Aim
From the entries below, count every line that contains the word "ground". Please give the number and nothing else.

Exercise inputs
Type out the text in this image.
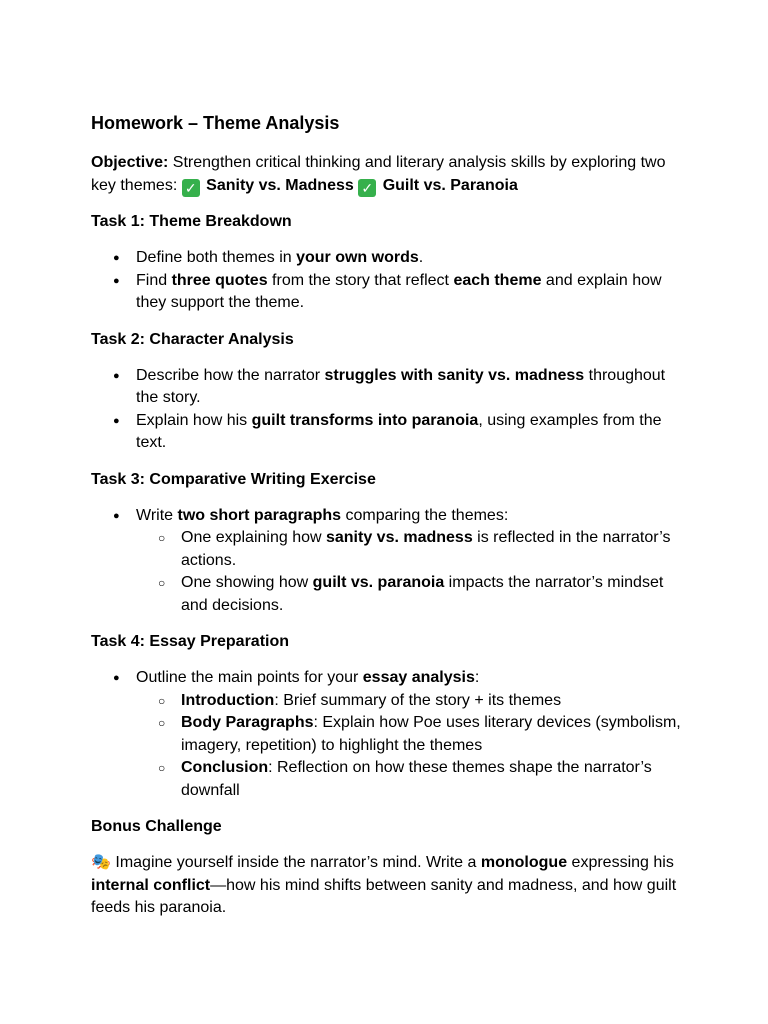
Homework – Theme Analysis

Objective: Strengthen critical thinking and literary analysis skills by exploring two key themes: ✓ Sanity vs. Madness ✓ Guilt vs. Paranoia

Task 1: Theme Breakdown

● Define both themes in your own words.
● Find three quotes from the story that reflect each theme and explain how they support the theme.

Task 2: Character Analysis

● Describe how the narrator struggles with sanity vs. madness throughout the story.
● Explain how his guilt transforms into paranoia, using examples from the text.

Task 3: Comparative Writing Exercise

● Write two short paragraphs comparing the themes:
○ One explaining how sanity vs. madness is reflected in the narrator’s actions.
○ One showing how guilt vs. paranoia impacts the narrator’s mindset and decisions.

Task 4: Essay Preparation

● Outline the main points for your essay analysis:
○ Introduction: Brief summary of the story + its themes
○ Body Paragraphs: Explain how Poe uses literary devices (symbolism, imagery, repetition) to highlight the themes
○ Conclusion: Reflection on how these themes shape the narrator’s downfall

Bonus Challenge

🎭 Imagine yourself inside the narrator’s mind. Write a monologue expressing his internal conflict—how his mind shifts between sanity and madness, and how guilt feeds his paranoia.
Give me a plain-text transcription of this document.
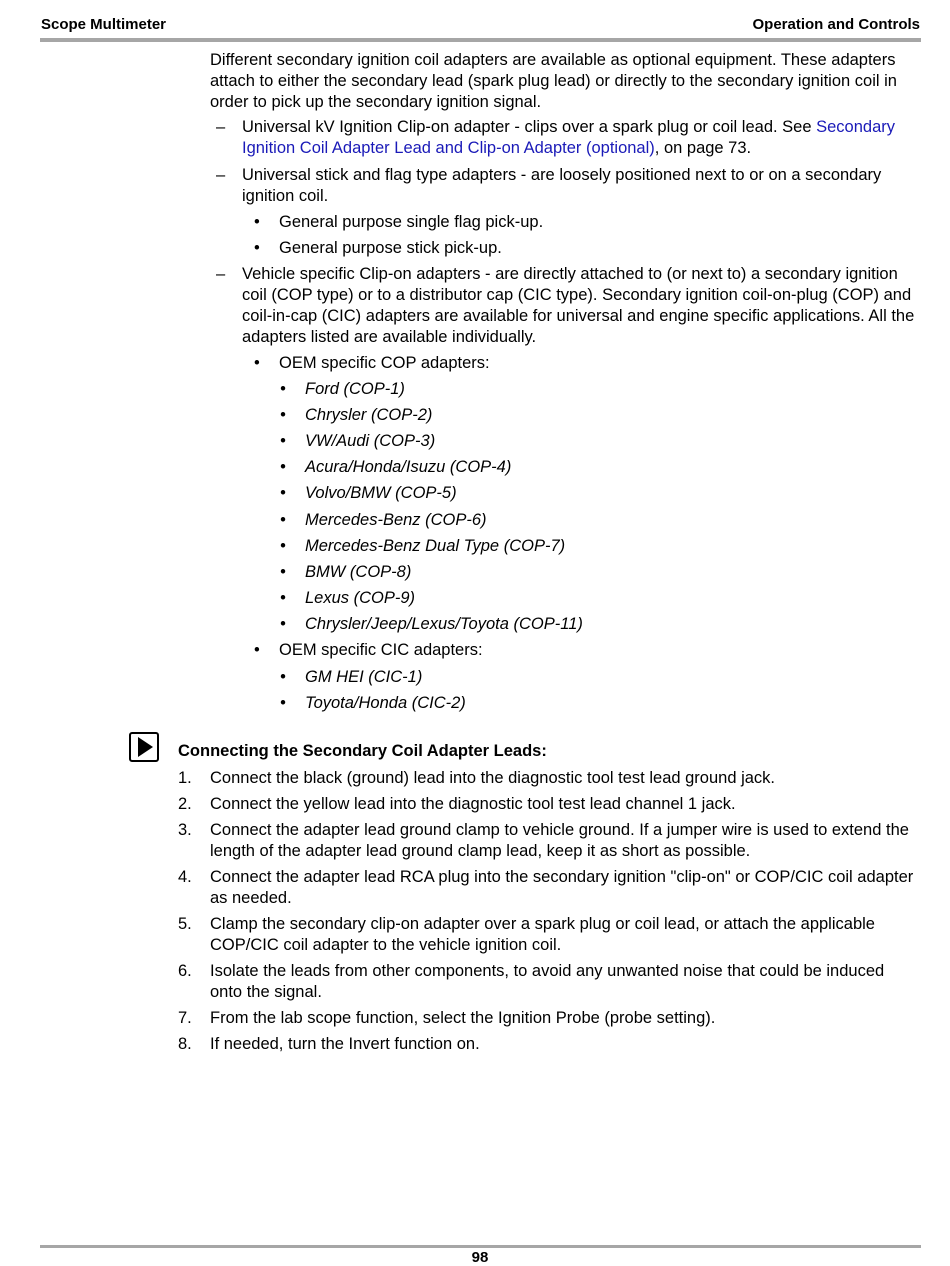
Scope Multimeter	Operation and Controls
Different secondary ignition coil adapters are available as optional equipment. These adapters attach to either the secondary lead (spark plug lead) or directly to the secondary ignition coil in order to pick up the secondary ignition signal.
– Universal kV Ignition Clip-on adapter - clips over a spark plug or coil lead. See Secondary Ignition Coil Adapter Lead and Clip-on Adapter (optional), on page 73.
– Universal stick and flag type adapters - are loosely positioned next to or on a secondary ignition coil.
• General purpose single flag pick-up.
• General purpose stick pick-up.
– Vehicle specific Clip-on adapters - are directly attached to (or next to) a secondary ignition coil (COP type) or to a distributor cap (CIC type). Secondary ignition coil-on-plug (COP) and coil-in-cap (CIC) adapters are available for universal and engine specific applications. All the adapters listed are available individually.
• OEM specific COP adapters:
• Ford (COP-1)
• Chrysler (COP-2)
• VW/Audi (COP-3)
• Acura/Honda/Isuzu (COP-4)
• Volvo/BMW (COP-5)
• Mercedes-Benz (COP-6)
• Mercedes-Benz Dual Type (COP-7)
• BMW (COP-8)
• Lexus (COP-9)
• Chrysler/Jeep/Lexus/Toyota (COP-11)
• OEM specific CIC adapters:
• GM HEI (CIC-1)
• Toyota/Honda (CIC-2)
Connecting the Secondary Coil Adapter Leads:
1. Connect the black (ground) lead into the diagnostic tool test lead ground jack.
2. Connect the yellow lead into the diagnostic tool test lead channel 1 jack.
3. Connect the adapter lead ground clamp to vehicle ground. If a jumper wire is used to extend the length of the adapter lead ground clamp lead, keep it as short as possible.
4. Connect the adapter lead RCA plug into the secondary ignition "clip-on" or COP/CIC coil adapter as needed.
5. Clamp the secondary clip-on adapter over a spark plug or coil lead, or attach the applicable COP/CIC coil adapter to the vehicle ignition coil.
6. Isolate the leads from other components, to avoid any unwanted noise that could be induced onto the signal.
7. From the lab scope function, select the Ignition Probe (probe setting).
8. If needed, turn the Invert function on.
98
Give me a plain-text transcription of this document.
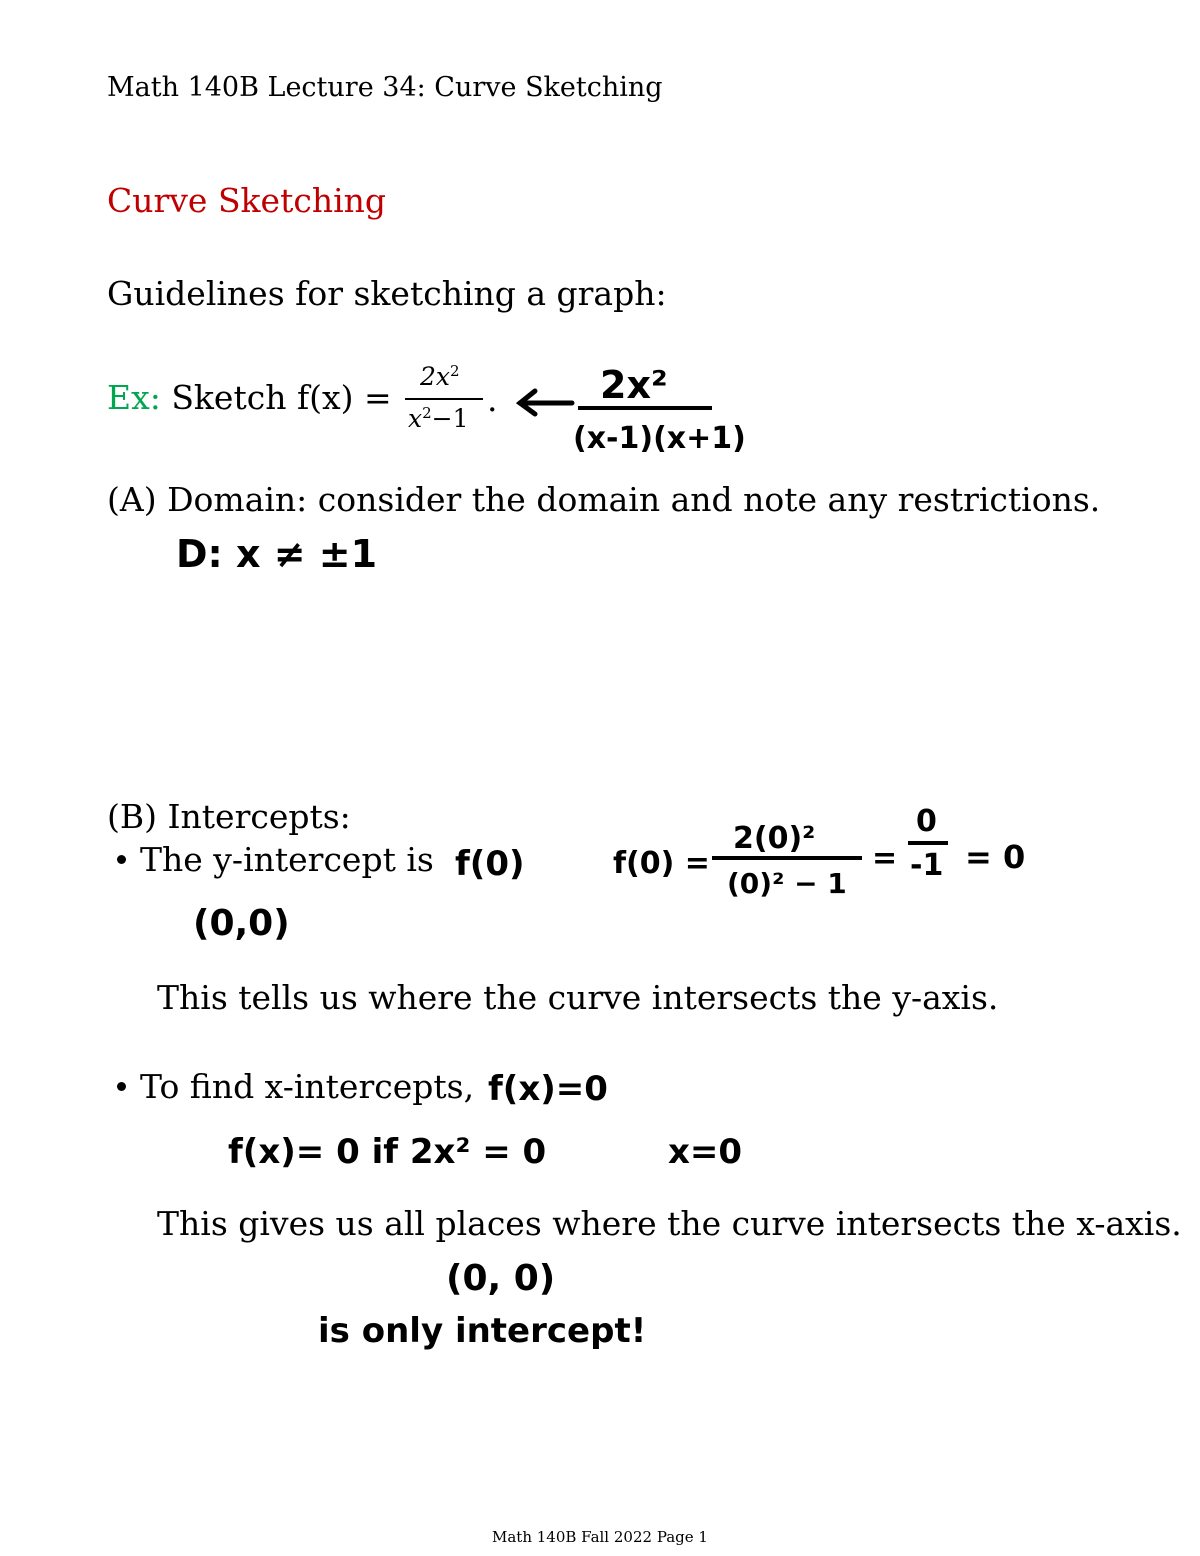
Math 140B Lecture 34: Curve Sketching
Curve Sketching
Guidelines for sketching a graph:
Ex: Sketch f(x) =
$2x^2$
$x^2-1$ .
(A) Domain: consider the domain and note any restrictions.
(B) Intercepts:
The y-intercept is
This tells us where the curve intersects the y-axis.
To find x-intercepts,
This gives us all places where the curve intersects the x-axis.
Math 140B Fall 2022 Page 1
2x²
(x-1)(x+1)
D: x ≠ ±1
f(0)	f(0) =
2(0)²
(0)² − 1
=
0
-1 = 0
(0,0)
f(x)=0
f(x)= 0 if 2x² = 0	x=0
(0, 0)
is only intercept!
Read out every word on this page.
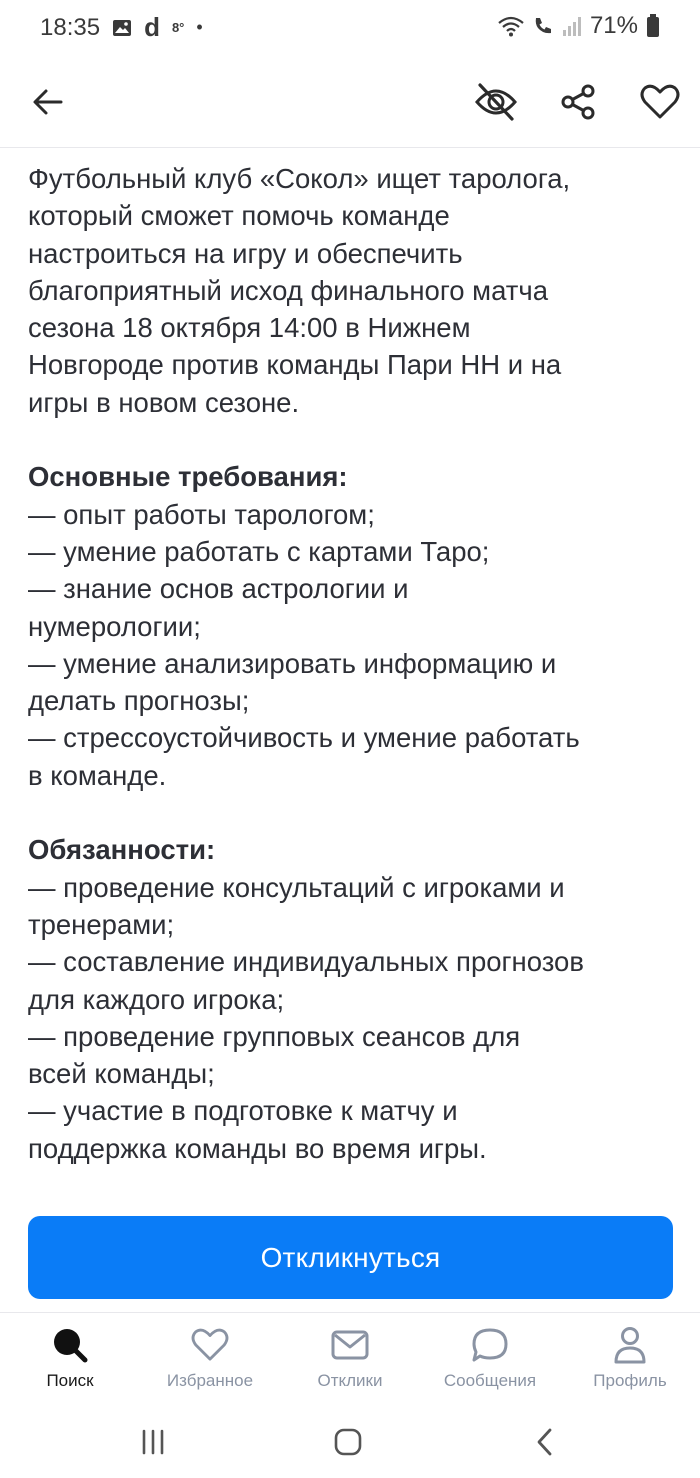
18:35 d 8° •	71%
Футбольный клуб «Сокол» ищет таролога,
который сможет помочь команде
настроиться на игру и обеспечить
благоприятный исход финального матча
сезона 18 октября 14:00 в Нижнем
Новгороде против команды Пари НН и на
игры в новом сезоне.
Основные требования:
— опыт работы тарологом;
— умение работать с картами Таро;
— знание основ астрологии и
нумерологии;
— умение анализировать информацию и
делать прогнозы;
— стрессоустойчивость и умение работать
в команде.
Обязанности:
— проведение консультаций с игроками и
тренерами;
— составление индивидуальных прогнозов
для каждого игрока;
— проведение групповых сеансов для
всей команды;
— участие в подготовке к матчу и
поддержка команды во время игры.
Откликнуться
Поиск	Избранное	Отклики	Сообщения	Профиль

Exercise solution
2